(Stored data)

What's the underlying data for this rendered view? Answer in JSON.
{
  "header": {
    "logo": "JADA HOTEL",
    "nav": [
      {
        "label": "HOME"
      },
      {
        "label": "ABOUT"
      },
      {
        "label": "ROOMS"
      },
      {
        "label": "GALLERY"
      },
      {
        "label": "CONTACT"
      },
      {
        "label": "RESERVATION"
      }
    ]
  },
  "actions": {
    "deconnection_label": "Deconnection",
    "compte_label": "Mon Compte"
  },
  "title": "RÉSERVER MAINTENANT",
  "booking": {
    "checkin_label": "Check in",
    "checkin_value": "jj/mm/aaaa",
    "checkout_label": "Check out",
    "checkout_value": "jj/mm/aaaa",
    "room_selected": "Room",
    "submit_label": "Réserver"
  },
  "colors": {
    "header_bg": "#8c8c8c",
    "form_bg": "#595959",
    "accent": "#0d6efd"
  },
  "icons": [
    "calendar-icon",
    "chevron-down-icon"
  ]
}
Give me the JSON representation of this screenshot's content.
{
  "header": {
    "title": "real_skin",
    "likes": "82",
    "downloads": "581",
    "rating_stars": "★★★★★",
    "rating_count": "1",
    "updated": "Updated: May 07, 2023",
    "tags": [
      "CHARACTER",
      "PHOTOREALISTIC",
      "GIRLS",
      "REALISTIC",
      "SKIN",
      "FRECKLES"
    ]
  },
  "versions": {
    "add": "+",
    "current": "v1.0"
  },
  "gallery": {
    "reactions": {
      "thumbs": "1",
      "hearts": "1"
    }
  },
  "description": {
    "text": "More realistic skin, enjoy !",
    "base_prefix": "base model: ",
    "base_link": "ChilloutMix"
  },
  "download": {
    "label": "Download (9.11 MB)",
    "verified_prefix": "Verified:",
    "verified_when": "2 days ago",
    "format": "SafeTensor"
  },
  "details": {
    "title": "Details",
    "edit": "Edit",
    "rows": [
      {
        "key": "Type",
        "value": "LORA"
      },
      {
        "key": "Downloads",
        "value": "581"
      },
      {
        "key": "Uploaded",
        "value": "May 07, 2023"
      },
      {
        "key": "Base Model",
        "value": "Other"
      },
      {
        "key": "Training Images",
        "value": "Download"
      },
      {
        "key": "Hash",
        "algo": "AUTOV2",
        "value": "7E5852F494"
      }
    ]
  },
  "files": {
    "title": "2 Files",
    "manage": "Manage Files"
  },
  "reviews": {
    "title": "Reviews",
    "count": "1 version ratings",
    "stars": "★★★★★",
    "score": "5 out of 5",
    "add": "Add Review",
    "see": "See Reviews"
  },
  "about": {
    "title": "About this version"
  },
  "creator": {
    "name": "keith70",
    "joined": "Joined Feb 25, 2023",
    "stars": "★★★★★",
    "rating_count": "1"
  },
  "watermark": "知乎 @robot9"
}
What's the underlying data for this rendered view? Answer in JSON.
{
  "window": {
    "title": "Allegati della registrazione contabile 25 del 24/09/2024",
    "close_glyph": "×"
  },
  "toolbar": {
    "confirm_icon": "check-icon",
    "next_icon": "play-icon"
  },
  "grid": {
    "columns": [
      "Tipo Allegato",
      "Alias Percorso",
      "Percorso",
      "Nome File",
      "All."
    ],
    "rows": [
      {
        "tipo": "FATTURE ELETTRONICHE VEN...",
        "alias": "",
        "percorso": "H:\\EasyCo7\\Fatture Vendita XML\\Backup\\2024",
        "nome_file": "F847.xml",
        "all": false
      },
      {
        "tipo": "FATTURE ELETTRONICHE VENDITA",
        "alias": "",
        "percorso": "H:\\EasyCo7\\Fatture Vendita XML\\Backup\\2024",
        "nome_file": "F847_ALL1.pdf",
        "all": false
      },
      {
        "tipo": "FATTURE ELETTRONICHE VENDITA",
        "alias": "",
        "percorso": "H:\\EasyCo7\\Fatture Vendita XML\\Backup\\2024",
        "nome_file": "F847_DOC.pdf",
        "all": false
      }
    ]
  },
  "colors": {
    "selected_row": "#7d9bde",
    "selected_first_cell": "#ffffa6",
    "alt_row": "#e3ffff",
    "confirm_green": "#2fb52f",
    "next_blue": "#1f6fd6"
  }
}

→ TASK INSTRUCTIONS: The records above should all be quoted exactly, please.

→ ANSWER:
What's the underlying data for this rendered view? Answer in JSON.
{
  "header": {
    "logo": "JADA HOTEL",
    "nav": [
      {
        "label": "HOME"
      },
      {
        "label": "ABOUT"
      },
      {
        "label": "ROOMS"
      },
      {
        "label": "GALLERY"
      },
      {
        "label": "CONTACT"
      },
      {
        "label": "RESERVATION"
      }
    ]
  },
  "actions": {
    "deconnection_label": "Deconnection",
    "compte_label": "Mon Compte"
  },
  "title": "RÉSERVER MAINTENANT",
  "booking": {
    "checkin_label": "Check in",
    "checkin_value": "jj/mm/aaaa",
    "checkout_label": "Check out",
    "checkout_value": "jj/mm/aaaa",
    "room_selected": "Room",
    "submit_label": "Réserver"
  },
  "colors": {
    "header_bg": "#8c8c8c",
    "form_bg": "#595959",
    "accent": "#0d6efd"
  },
  "icons": [
    "calendar-icon",
    "chevron-down-icon"
  ]
}
Give me the JSON representation of this screenshot's content.
{
  "header": {
    "title": "real_skin",
    "likes": "82",
    "downloads": "581",
    "rating_stars": "★★★★★",
    "rating_count": "1",
    "updated": "Updated: May 07, 2023",
    "tags": [
      "CHARACTER",
      "PHOTOREALISTIC",
      "GIRLS",
      "REALISTIC",
      "SKIN",
      "FRECKLES"
    ]
  },
  "versions": {
    "add": "+",
    "current": "v1.0"
  },
  "gallery": {
    "reactions": {
      "thumbs": "1",
      "hearts": "1"
    }
  },
  "description": {
    "text": "More realistic skin, enjoy !",
    "base_prefix": "base model: ",
    "base_link": "ChilloutMix"
  },
  "download": {
    "label": "Download (9.11 MB)",
    "verified_prefix": "Verified:",
    "verified_when": "2 days ago",
    "format": "SafeTensor"
  },
  "details": {
    "title": "Details",
    "edit": "Edit",
    "rows": [
      {
        "key": "Type",
        "value": "LORA"
      },
      {
        "key": "Downloads",
        "value": "581"
      },
      {
        "key": "Uploaded",
        "value": "May 07, 2023"
      },
      {
        "key": "Base Model",
        "value": "Other"
      },
      {
        "key": "Training Images",
        "value": "Download"
      },
      {
        "key": "Hash",
        "algo": "AUTOV2",
        "value": "7E5852F494"
      }
    ]
  },
  "files": {
    "title": "2 Files",
    "manage": "Manage Files"
  },
  "reviews": {
    "title": "Reviews",
    "count": "1 version ratings",
    "stars": "★★★★★",
    "score": "5 out of 5",
    "add": "Add Review",
    "see": "See Reviews"
  },
  "about": {
    "title": "About this version"
  },
  "creator": {
    "name": "keith70",
    "joined": "Joined Feb 25, 2023",
    "stars": "★★★★★",
    "rating_count": "1"
  },
  "watermark": "知乎 @robot9"
}
What's the underlying data for this rendered view? Answer in JSON.
{
  "window": {
    "title": "Allegati della registrazione contabile 25 del 24/09/2024",
    "close_glyph": "×"
  },
  "toolbar": {
    "confirm_icon": "check-icon",
    "next_icon": "play-icon"
  },
  "grid": {
    "columns": [
      "Tipo Allegato",
      "Alias Percorso",
      "Percorso",
      "Nome File",
      "All."
    ],
    "rows": [
      {
        "tipo": "FATTURE ELETTRONICHE VEN...",
        "alias": "",
        "percorso": "H:\\EasyCo7\\Fatture Vendita XML\\Backup\\2024",
        "nome_file": "F847.xml",
        "all": false
      },
      {
        "tipo": "FATTURE ELETTRONICHE VENDITA",
        "alias": "",
        "percorso": "H:\\EasyCo7\\Fatture Vendita XML\\Backup\\2024",
        "nome_file": "F847_ALL1.pdf",
        "all": false
      },
      {
        "tipo": "FATTURE ELETTRONICHE VENDITA",
        "alias": "",
        "percorso": "H:\\EasyCo7\\Fatture Vendita XML\\Backup\\2024",
        "nome_file": "F847_DOC.pdf",
        "all": false
      }
    ]
  },
  "colors": {
    "selected_row": "#7d9bde",
    "selected_first_cell": "#ffffa6",
    "alt_row": "#e3ffff",
    "confirm_green": "#2fb52f",
    "next_blue": "#1f6fd6"
  }
}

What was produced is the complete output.